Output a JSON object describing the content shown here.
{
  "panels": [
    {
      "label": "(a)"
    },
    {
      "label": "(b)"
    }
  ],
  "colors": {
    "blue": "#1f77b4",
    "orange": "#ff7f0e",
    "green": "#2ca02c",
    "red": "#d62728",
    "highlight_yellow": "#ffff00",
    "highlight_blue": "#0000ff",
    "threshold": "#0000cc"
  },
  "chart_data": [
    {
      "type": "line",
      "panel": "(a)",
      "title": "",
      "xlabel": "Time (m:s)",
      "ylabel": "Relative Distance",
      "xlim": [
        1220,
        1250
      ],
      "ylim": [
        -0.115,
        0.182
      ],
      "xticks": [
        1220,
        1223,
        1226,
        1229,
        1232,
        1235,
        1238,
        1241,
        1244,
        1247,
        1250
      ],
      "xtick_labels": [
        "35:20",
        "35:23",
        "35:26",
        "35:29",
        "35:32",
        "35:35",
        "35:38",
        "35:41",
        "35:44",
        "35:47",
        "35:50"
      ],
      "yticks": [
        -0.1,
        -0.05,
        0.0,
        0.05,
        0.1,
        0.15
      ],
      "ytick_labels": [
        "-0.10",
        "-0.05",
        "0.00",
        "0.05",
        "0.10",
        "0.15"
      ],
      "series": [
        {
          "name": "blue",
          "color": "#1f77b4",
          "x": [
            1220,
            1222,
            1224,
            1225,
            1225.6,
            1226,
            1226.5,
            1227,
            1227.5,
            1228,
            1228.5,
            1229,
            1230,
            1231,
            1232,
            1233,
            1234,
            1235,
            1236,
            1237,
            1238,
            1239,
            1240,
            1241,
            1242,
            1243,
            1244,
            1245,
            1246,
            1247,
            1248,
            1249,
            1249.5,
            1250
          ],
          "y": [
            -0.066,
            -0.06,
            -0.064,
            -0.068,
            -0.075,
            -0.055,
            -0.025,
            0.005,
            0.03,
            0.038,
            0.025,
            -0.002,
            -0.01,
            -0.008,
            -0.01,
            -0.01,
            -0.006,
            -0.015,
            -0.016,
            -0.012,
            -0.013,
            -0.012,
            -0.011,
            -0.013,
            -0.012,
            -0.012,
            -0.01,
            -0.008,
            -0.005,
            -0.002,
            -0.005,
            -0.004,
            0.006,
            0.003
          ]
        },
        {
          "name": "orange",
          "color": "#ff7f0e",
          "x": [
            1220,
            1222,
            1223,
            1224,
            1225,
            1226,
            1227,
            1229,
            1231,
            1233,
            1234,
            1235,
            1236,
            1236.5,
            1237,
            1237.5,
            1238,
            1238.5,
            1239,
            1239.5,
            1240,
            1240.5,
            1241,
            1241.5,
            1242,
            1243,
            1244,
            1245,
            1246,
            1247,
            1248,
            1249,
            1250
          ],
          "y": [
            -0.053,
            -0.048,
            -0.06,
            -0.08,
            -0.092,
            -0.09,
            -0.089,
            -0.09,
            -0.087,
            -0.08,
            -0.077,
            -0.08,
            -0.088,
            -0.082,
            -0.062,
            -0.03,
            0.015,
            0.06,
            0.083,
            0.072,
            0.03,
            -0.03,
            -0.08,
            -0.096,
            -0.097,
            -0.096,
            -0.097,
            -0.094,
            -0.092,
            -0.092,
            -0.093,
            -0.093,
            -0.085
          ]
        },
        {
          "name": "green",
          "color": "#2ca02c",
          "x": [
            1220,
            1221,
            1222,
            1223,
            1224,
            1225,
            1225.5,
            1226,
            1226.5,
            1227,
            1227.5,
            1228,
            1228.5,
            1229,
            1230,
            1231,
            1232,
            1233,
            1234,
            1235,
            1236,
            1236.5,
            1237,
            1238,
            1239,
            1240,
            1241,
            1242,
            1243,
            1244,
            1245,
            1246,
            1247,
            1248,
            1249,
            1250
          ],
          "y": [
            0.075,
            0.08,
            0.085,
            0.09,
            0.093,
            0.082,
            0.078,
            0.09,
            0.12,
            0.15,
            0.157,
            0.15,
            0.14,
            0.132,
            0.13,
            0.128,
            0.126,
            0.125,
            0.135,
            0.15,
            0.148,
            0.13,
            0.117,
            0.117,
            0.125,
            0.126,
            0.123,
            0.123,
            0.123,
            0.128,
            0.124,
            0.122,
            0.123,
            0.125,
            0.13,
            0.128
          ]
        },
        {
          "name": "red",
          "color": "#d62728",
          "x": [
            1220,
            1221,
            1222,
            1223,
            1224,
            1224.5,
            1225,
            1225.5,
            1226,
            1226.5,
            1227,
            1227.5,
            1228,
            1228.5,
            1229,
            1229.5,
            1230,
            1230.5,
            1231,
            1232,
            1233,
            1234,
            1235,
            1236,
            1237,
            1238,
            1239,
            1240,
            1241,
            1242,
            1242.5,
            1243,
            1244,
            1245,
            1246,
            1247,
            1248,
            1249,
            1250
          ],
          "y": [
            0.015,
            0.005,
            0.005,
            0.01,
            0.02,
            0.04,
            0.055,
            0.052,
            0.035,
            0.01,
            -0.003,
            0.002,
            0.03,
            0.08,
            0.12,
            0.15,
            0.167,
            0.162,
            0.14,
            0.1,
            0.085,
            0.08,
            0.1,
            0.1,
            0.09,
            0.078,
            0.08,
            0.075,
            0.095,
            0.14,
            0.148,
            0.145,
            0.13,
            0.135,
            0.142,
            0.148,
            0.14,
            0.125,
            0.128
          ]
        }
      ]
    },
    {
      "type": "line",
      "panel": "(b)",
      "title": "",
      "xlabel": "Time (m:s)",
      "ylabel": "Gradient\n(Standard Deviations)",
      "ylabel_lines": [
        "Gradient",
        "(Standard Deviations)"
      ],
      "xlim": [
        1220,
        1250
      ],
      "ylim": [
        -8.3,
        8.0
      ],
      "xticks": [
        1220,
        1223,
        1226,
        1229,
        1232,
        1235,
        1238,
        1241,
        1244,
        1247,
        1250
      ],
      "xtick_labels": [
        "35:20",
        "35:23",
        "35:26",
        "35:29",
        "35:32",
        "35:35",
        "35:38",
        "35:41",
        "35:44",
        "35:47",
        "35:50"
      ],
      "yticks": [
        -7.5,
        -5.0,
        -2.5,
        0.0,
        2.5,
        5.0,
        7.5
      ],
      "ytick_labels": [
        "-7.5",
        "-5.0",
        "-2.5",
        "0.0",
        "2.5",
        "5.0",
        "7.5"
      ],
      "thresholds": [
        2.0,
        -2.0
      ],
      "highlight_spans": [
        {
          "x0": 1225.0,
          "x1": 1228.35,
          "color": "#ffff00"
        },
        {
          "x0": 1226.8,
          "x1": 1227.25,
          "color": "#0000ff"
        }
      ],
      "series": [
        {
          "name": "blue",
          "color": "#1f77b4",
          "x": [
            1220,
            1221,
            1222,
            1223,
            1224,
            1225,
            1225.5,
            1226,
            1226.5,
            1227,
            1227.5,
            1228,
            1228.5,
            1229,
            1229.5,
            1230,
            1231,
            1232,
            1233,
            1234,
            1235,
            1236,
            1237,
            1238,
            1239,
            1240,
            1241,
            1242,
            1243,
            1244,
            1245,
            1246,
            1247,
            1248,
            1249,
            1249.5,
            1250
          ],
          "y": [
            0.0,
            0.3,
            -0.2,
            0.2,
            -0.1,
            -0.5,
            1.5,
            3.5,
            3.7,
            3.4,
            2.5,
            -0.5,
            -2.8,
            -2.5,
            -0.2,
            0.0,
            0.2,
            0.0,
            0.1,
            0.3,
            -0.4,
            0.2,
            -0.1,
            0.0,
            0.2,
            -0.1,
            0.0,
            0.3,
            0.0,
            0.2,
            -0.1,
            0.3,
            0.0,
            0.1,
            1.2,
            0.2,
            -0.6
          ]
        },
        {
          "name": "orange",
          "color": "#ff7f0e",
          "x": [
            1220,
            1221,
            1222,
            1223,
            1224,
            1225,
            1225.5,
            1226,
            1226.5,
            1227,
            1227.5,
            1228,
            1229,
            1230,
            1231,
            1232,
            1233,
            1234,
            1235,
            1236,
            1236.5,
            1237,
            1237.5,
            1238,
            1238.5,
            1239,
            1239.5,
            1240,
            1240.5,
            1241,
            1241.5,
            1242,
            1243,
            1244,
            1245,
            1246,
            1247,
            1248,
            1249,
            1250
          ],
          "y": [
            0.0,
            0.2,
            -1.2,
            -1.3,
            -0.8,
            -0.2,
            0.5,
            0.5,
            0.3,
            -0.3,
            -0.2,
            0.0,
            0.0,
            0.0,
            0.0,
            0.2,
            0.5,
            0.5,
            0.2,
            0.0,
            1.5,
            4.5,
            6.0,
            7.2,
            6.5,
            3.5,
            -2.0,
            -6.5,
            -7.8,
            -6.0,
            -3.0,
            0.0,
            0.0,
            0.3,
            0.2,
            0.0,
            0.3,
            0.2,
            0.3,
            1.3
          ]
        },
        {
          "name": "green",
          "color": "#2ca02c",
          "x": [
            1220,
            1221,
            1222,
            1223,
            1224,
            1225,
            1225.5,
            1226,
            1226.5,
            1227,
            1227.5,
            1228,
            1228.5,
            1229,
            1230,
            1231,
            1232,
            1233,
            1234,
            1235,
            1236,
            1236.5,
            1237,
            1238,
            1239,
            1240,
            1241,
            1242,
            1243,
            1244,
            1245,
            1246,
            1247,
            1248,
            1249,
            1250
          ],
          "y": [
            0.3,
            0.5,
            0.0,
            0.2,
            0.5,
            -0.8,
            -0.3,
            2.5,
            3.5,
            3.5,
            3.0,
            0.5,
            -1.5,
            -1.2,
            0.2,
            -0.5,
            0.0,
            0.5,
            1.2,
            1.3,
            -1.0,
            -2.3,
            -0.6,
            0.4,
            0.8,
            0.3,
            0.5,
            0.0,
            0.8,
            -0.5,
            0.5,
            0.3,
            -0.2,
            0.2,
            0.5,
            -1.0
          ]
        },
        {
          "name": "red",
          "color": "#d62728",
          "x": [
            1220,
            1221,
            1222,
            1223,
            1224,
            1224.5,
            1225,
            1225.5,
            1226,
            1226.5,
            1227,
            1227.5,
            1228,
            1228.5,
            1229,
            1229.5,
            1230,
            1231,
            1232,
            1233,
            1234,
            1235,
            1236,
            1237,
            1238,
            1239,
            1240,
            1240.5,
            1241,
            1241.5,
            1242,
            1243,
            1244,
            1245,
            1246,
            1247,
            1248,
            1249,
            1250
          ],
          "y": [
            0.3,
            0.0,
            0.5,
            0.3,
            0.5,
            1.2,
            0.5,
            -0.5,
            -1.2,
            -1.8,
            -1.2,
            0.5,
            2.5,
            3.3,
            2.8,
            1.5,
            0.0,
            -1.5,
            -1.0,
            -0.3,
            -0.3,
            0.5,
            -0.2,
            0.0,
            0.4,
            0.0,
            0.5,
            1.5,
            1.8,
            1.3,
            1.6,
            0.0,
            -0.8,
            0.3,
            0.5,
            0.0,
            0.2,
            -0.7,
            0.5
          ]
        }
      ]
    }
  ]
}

------------------------

→ **Goal of the exercise**
Report only the count of lines that include the string "Deviations".

→ **Written reply**
2